**Your task**
With nothing added or dropped, copy the data that follows exactly.

+++

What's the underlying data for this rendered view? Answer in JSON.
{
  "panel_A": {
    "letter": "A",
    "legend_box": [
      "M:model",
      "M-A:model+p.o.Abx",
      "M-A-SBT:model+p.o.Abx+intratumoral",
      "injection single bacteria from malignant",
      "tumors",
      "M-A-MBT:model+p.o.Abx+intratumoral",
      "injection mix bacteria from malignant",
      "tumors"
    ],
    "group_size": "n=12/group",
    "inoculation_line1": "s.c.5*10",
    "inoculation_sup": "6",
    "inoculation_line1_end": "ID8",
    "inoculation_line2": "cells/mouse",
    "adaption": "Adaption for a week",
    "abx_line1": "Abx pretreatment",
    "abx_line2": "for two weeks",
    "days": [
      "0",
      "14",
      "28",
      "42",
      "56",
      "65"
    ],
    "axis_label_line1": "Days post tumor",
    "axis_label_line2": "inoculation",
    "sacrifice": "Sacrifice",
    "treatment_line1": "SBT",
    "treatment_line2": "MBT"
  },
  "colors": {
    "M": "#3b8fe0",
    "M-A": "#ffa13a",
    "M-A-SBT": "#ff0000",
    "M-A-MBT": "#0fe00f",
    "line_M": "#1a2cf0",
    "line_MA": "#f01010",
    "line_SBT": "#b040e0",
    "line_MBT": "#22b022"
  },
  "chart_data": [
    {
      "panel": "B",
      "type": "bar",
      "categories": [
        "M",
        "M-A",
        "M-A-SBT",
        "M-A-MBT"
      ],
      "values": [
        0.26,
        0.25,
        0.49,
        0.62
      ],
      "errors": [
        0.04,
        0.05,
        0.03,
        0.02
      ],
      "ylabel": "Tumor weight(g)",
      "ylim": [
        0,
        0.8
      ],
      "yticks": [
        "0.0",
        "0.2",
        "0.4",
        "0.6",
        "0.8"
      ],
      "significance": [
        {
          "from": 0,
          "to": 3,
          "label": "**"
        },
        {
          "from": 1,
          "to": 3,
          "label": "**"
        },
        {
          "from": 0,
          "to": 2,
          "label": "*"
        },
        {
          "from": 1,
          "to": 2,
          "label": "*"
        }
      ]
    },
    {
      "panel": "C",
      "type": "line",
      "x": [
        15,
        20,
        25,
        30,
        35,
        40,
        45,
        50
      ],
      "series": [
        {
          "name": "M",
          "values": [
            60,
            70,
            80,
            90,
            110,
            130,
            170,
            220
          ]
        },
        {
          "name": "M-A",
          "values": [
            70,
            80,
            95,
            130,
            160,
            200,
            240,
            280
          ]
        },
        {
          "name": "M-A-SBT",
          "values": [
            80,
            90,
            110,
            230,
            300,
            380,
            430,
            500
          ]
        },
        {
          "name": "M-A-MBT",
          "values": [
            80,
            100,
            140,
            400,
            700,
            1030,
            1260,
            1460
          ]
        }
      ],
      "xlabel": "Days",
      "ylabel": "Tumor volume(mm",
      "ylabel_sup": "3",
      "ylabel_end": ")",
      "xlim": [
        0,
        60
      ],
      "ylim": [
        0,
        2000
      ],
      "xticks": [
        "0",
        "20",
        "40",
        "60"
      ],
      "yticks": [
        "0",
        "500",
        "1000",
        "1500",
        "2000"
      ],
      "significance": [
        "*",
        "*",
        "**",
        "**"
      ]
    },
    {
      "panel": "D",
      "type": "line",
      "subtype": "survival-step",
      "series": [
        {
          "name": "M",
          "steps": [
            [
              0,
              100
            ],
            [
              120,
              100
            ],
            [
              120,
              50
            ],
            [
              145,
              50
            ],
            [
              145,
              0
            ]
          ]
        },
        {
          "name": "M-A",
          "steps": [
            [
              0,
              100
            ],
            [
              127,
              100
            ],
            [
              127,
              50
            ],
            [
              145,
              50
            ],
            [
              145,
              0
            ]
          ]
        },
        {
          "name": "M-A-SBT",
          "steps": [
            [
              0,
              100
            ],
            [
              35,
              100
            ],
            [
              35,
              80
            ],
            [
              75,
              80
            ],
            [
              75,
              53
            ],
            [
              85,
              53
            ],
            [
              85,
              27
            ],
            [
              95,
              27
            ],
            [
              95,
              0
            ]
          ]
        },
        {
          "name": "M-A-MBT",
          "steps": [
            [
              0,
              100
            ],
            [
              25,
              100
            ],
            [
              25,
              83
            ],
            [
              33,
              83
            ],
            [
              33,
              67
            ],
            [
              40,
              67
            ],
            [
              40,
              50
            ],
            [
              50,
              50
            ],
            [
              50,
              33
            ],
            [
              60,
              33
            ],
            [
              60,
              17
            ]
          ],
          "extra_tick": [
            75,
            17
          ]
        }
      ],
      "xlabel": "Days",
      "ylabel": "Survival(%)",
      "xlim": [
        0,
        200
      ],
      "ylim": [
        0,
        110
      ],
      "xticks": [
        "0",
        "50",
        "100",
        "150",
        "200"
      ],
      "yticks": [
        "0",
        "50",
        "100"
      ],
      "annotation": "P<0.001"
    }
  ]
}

+++

**Your response**
What's the underlying data for this rendered view? Answer in JSON.
{
  "panel_A": {
    "letter": "A",
    "legend_box": [
      "M:model",
      "M-A:model+p.o.Abx",
      "M-A-SBT:model+p.o.Abx+intratumoral",
      "injection single bacteria from malignant",
      "tumors",
      "M-A-MBT:model+p.o.Abx+intratumoral",
      "injection mix bacteria from malignant",
      "tumors"
    ],
    "group_size": "n=12/group",
    "inoculation_line1": "s.c.5*10",
    "inoculation_sup": "6",
    "inoculation_line1_end": "ID8",
    "inoculation_line2": "cells/mouse",
    "adaption": "Adaption for a week",
    "abx_line1": "Abx pretreatment",
    "abx_line2": "for two weeks",
    "days": [
      "0",
      "14",
      "28",
      "42",
      "56",
      "65"
    ],
    "axis_label_line1": "Days post tumor",
    "axis_label_line2": "inoculation",
    "sacrifice": "Sacrifice",
    "treatment_line1": "SBT",
    "treatment_line2": "MBT"
  },
  "colors": {
    "M": "#3b8fe0",
    "M-A": "#ffa13a",
    "M-A-SBT": "#ff0000",
    "M-A-MBT": "#0fe00f",
    "line_M": "#1a2cf0",
    "line_MA": "#f01010",
    "line_SBT": "#b040e0",
    "line_MBT": "#22b022"
  },
  "chart_data": [
    {
      "panel": "B",
      "type": "bar",
      "categories": [
        "M",
        "M-A",
        "M-A-SBT",
        "M-A-MBT"
      ],
      "values": [
        0.26,
        0.25,
        0.49,
        0.62
      ],
      "errors": [
        0.04,
        0.05,
        0.03,
        0.02
      ],
      "ylabel": "Tumor weight(g)",
      "ylim": [
        0,
        0.8
      ],
      "yticks": [
        "0.0",
        "0.2",
        "0.4",
        "0.6",
        "0.8"
      ],
      "significance": [
        {
          "from": 0,
          "to": 3,
          "label": "**"
        },
        {
          "from": 1,
          "to": 3,
          "label": "**"
        },
        {
          "from": 0,
          "to": 2,
          "label": "*"
        },
        {
          "from": 1,
          "to": 2,
          "label": "*"
        }
      ]
    },
    {
      "panel": "C",
      "type": "line",
      "x": [
        15,
        20,
        25,
        30,
        35,
        40,
        45,
        50
      ],
      "series": [
        {
          "name": "M",
          "values": [
            60,
            70,
            80,
            90,
            110,
            130,
            170,
            220
          ]
        },
        {
          "name": "M-A",
          "values": [
            70,
            80,
            95,
            130,
            160,
            200,
            240,
            280
          ]
        },
        {
          "name": "M-A-SBT",
          "values": [
            80,
            90,
            110,
            230,
            300,
            380,
            430,
            500
          ]
        },
        {
          "name": "M-A-MBT",
          "values": [
            80,
            100,
            140,
            400,
            700,
            1030,
            1260,
            1460
          ]
        }
      ],
      "xlabel": "Days",
      "ylabel": "Tumor volume(mm",
      "ylabel_sup": "3",
      "ylabel_end": ")",
      "xlim": [
        0,
        60
      ],
      "ylim": [
        0,
        2000
      ],
      "xticks": [
        "0",
        "20",
        "40",
        "60"
      ],
      "yticks": [
        "0",
        "500",
        "1000",
        "1500",
        "2000"
      ],
      "significance": [
        "*",
        "*",
        "**",
        "**"
      ]
    },
    {
      "panel": "D",
      "type": "line",
      "subtype": "survival-step",
      "series": [
        {
          "name": "M",
          "steps": [
            [
              0,
              100
            ],
            [
              120,
              100
            ],
            [
              120,
              50
            ],
            [
              145,
              50
            ],
            [
              145,
              0
            ]
          ]
        },
        {
          "name": "M-A",
          "steps": [
            [
              0,
              100
            ],
            [
              127,
              100
            ],
            [
              127,
              50
            ],
            [
              145,
              50
            ],
            [
              145,
              0
            ]
          ]
        },
        {
          "name": "M-A-SBT",
          "steps": [
            [
              0,
              100
            ],
            [
              35,
              100
            ],
            [
              35,
              80
            ],
            [
              75,
              80
            ],
            [
              75,
              53
            ],
            [
              85,
              53
            ],
            [
              85,
              27
            ],
            [
              95,
              27
            ],
            [
              95,
              0
            ]
          ]
        },
        {
          "name": "M-A-MBT",
          "steps": [
            [
              0,
              100
            ],
            [
              25,
              100
            ],
            [
              25,
              83
            ],
            [
              33,
              83
            ],
            [
              33,
              67
            ],
            [
              40,
              67
            ],
            [
              40,
              50
            ],
            [
              50,
              50
            ],
            [
              50,
              33
            ],
            [
              60,
              33
            ],
            [
              60,
              17
            ]
          ],
          "extra_tick": [
            75,
            17
          ]
        }
      ],
      "xlabel": "Days",
      "ylabel": "Survival(%)",
      "xlim": [
        0,
        200
      ],
      "ylim": [
        0,
        110
      ],
      "xticks": [
        "0",
        "50",
        "100",
        "150",
        "200"
      ],
      "yticks": [
        "0",
        "50",
        "100"
      ],
      "annotation": "P<0.001"
    }
  ]
}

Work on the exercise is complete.